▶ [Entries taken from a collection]

· · · · · · ·

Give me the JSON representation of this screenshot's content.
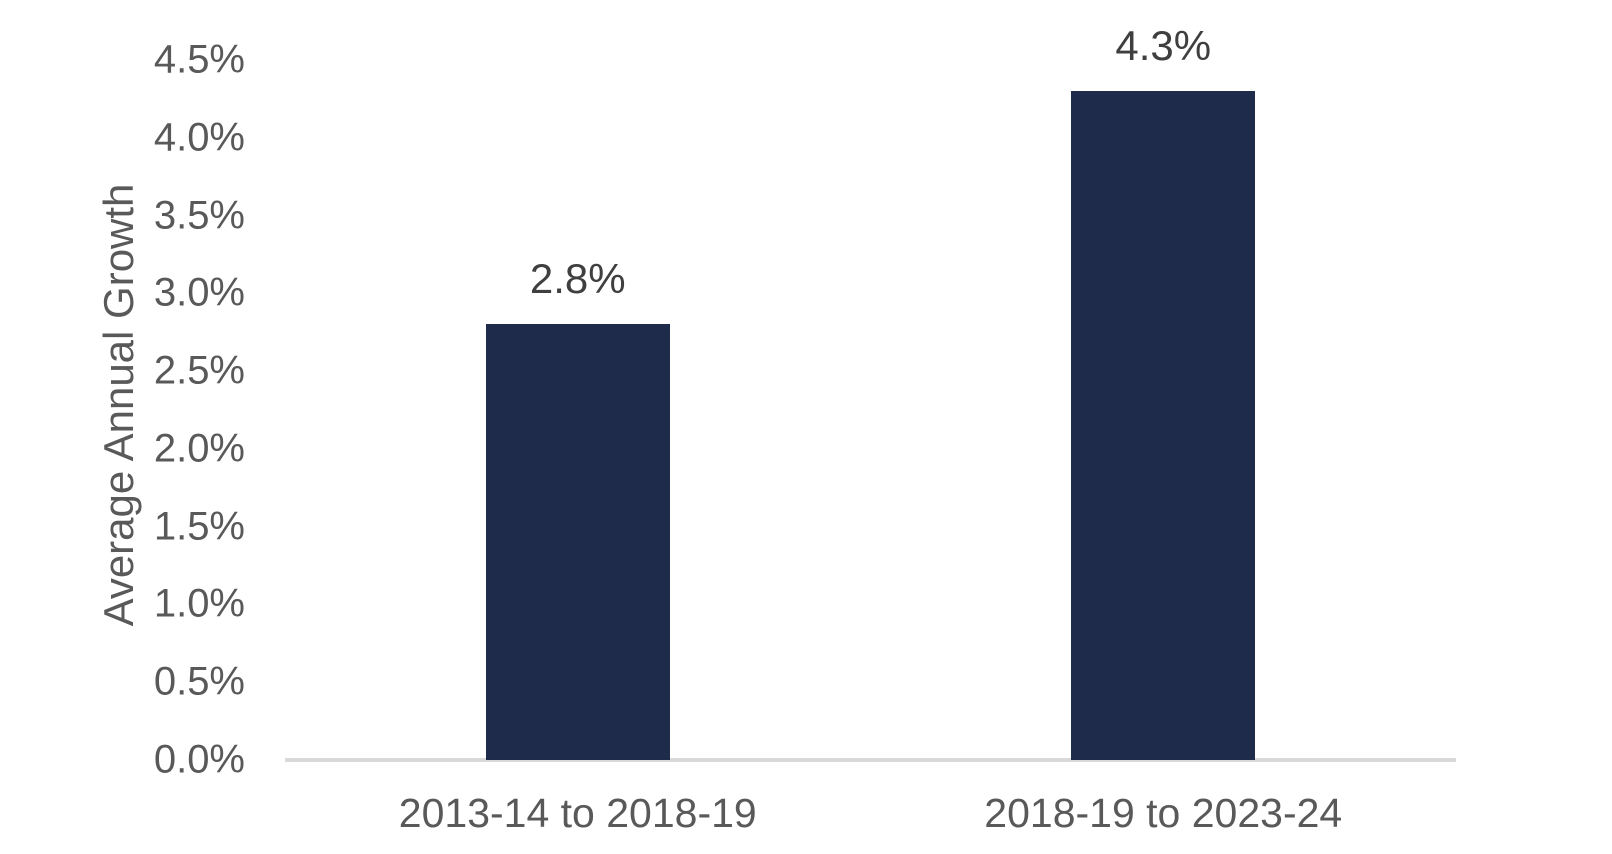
{
  "chart_data": {
    "type": "bar",
    "title": "",
    "xlabel": "",
    "ylabel": "Average Annual Growth",
    "categories": [
      "2013-14 to 2018-19",
      "2018-19 to 2023-24"
    ],
    "values": [
      2.8,
      4.3
    ],
    "data_labels": [
      "2.8%",
      "4.3%"
    ],
    "ytick_labels": [
      "0.0%",
      "0.5%",
      "1.0%",
      "1.5%",
      "2.0%",
      "2.5%",
      "3.0%",
      "3.5%",
      "4.0%",
      "4.5%"
    ],
    "ytick_values": [
      0.0,
      0.5,
      1.0,
      1.5,
      2.0,
      2.5,
      3.0,
      3.5,
      4.0,
      4.5
    ],
    "ylim": [
      0,
      4.5
    ],
    "grid": false,
    "legend": false,
    "colors": {
      "bar": "#1F2B4A",
      "axis_line": "#D9D9D9",
      "axis_text": "#595959",
      "data_label_text": "#3F3F3F",
      "background": "#FFFFFF"
    }
  }
}
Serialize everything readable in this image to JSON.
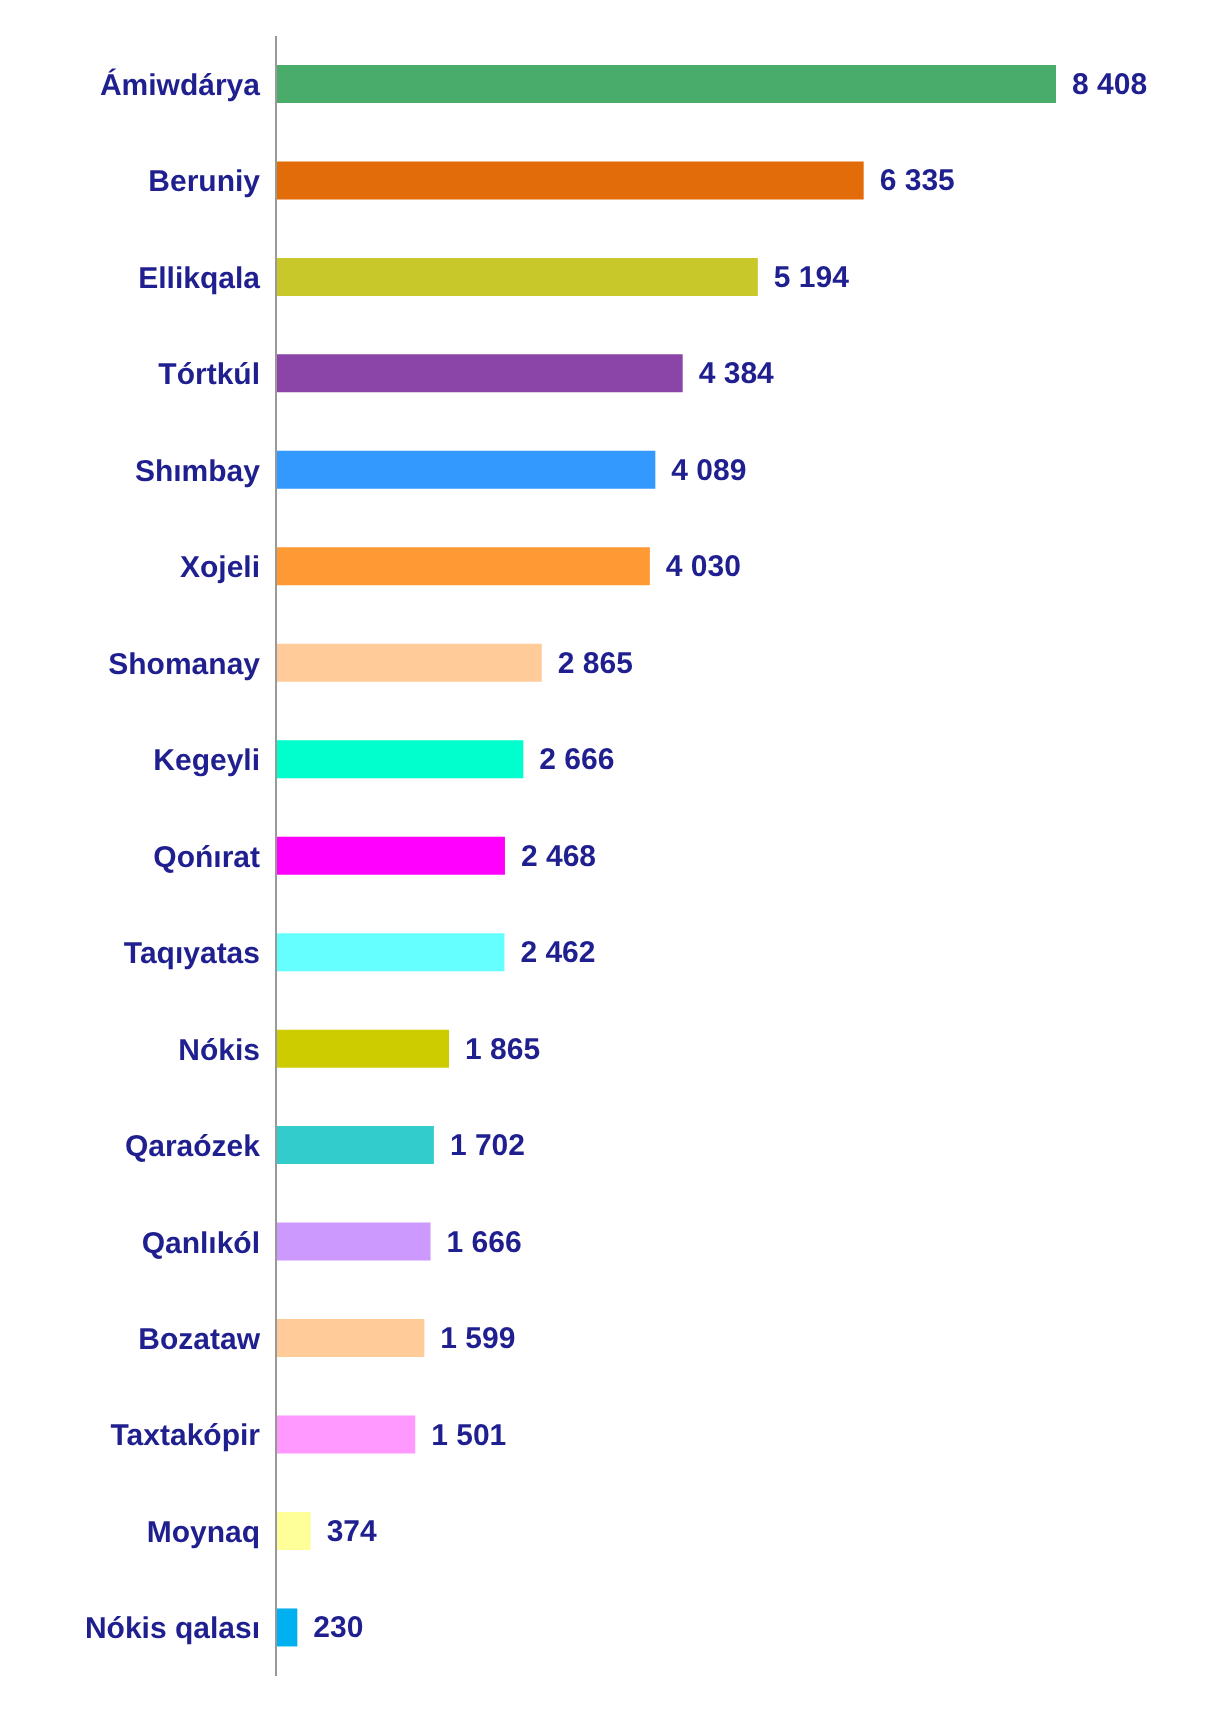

· · · · · · ·

▶ [Task details]
Copy each line of the data above that holds "JSON".

▶ [Output]
Give me the JSON representation of this screenshot's content.
Serialize everything readable in this image to JSON.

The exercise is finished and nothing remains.